* begin Data *

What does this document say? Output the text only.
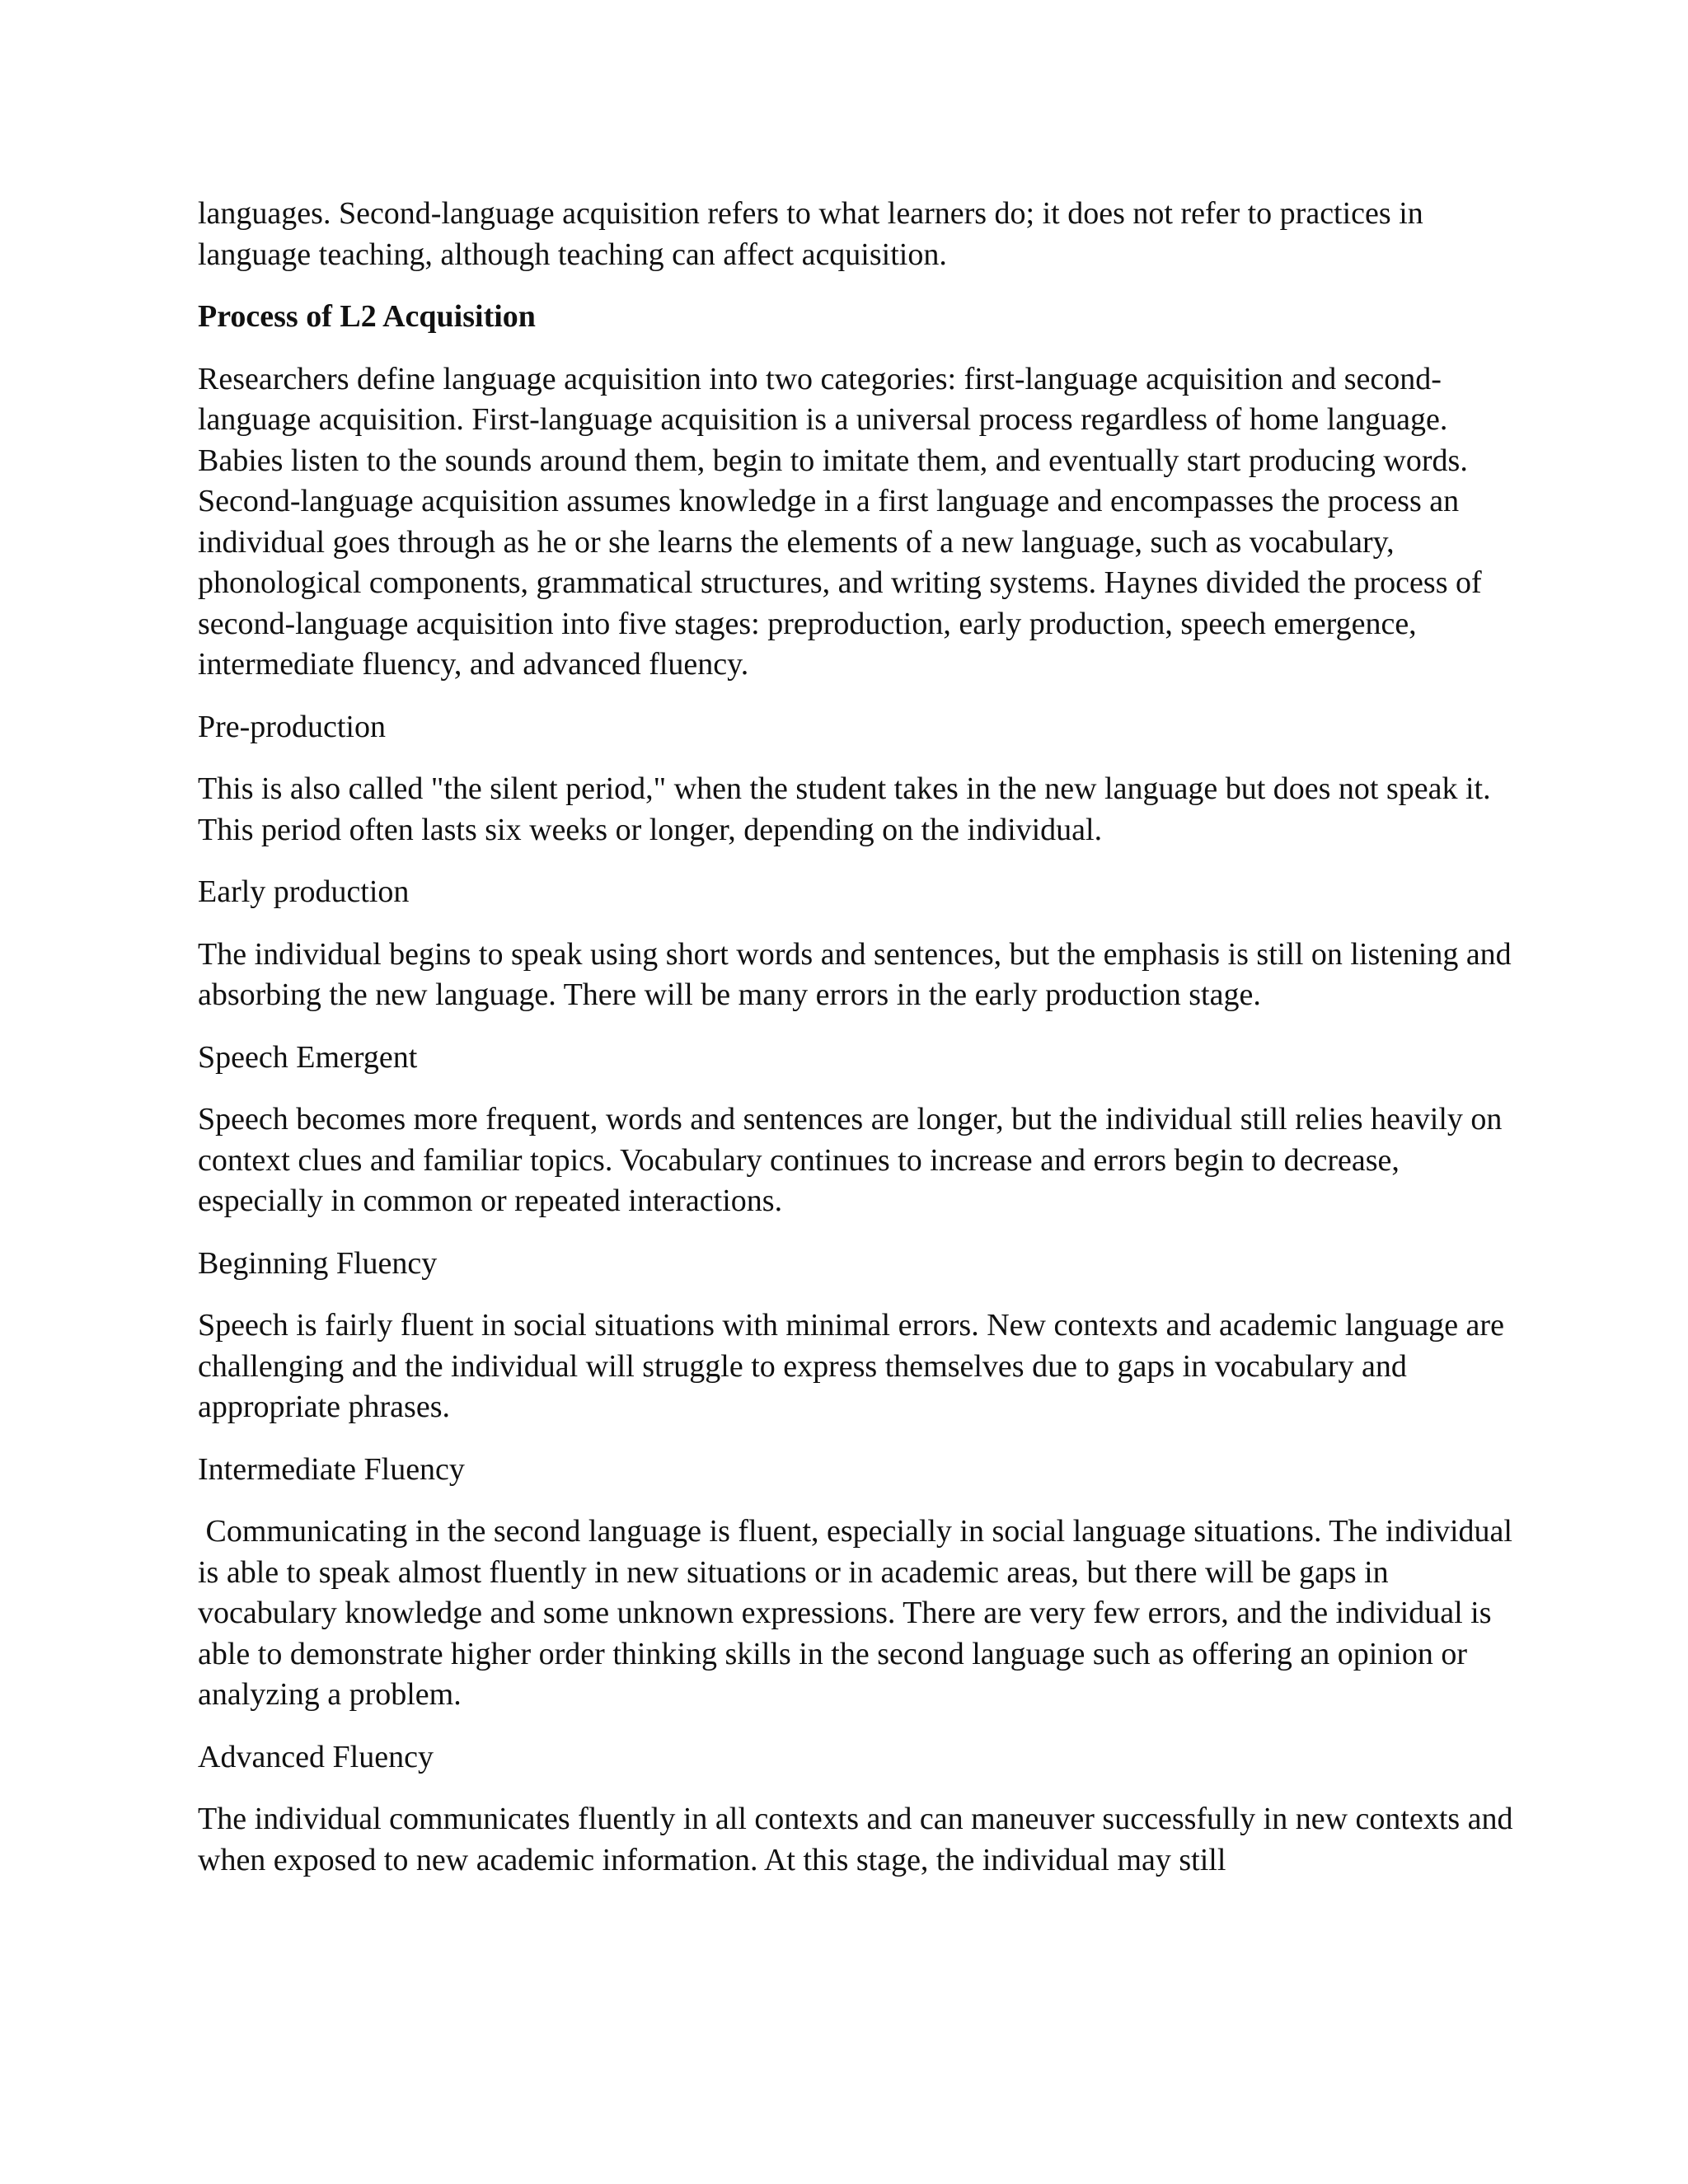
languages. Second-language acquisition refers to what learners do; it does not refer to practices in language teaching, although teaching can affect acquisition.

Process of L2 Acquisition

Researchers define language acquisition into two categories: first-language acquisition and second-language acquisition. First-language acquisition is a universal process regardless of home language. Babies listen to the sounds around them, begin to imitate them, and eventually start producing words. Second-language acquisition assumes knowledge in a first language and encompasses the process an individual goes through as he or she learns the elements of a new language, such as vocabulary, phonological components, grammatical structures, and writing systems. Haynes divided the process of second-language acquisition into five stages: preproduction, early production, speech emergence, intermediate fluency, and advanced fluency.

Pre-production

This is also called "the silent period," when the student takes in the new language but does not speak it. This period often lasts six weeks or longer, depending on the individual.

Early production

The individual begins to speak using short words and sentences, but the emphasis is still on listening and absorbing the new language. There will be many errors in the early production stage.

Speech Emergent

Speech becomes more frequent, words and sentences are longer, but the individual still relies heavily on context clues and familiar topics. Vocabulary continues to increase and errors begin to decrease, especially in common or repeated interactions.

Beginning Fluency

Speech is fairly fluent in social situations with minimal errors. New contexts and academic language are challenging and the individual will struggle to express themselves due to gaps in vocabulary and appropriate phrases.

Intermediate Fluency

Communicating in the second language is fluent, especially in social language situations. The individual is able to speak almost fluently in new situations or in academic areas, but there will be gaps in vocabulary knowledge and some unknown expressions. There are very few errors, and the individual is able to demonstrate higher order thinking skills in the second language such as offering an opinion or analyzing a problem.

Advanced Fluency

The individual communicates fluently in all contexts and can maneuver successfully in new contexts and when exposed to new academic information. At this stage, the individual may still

* end Data *

Exercise instructions – Repeat every record above exactly, but leave out any pictures.

Response below –
What does this document say? Output the text only.
languages. Second-language acquisition refers to what learners do; it does not refer to practices in language teaching, although teaching can affect acquisition.

Process of L2 Acquisition

Researchers define language acquisition into two categories: first-language acquisition and second-language acquisition. First-language acquisition is a universal process regardless of home language. Babies listen to the sounds around them, begin to imitate them, and eventually start producing words. Second-language acquisition assumes knowledge in a first language and encompasses the process an individual goes through as he or she learns the elements of a new language, such as vocabulary, phonological components, grammatical structures, and writing systems. Haynes divided the process of second-language acquisition into five stages: preproduction, early production, speech emergence, intermediate fluency, and advanced fluency.

Pre-production

This is also called "the silent period," when the student takes in the new language but does not speak it. This period often lasts six weeks or longer, depending on the individual.

Early production

The individual begins to speak using short words and sentences, but the emphasis is still on listening and absorbing the new language. There will be many errors in the early production stage.

Speech Emergent

Speech becomes more frequent, words and sentences are longer, but the individual still relies heavily on context clues and familiar topics. Vocabulary continues to increase and errors begin to decrease, especially in common or repeated interactions.

Beginning Fluency

Speech is fairly fluent in social situations with minimal errors. New contexts and academic language are challenging and the individual will struggle to express themselves due to gaps in vocabulary and appropriate phrases.

Intermediate Fluency

Communicating in the second language is fluent, especially in social language situations. The individual is able to speak almost fluently in new situations or in academic areas, but there will be gaps in vocabulary knowledge and some unknown expressions. There are very few errors, and the individual is able to demonstrate higher order thinking skills in the second language such as offering an opinion or analyzing a problem.

Advanced Fluency

The individual communicates fluently in all contexts and can maneuver successfully in new contexts and when exposed to new academic information. At this stage, the individual may still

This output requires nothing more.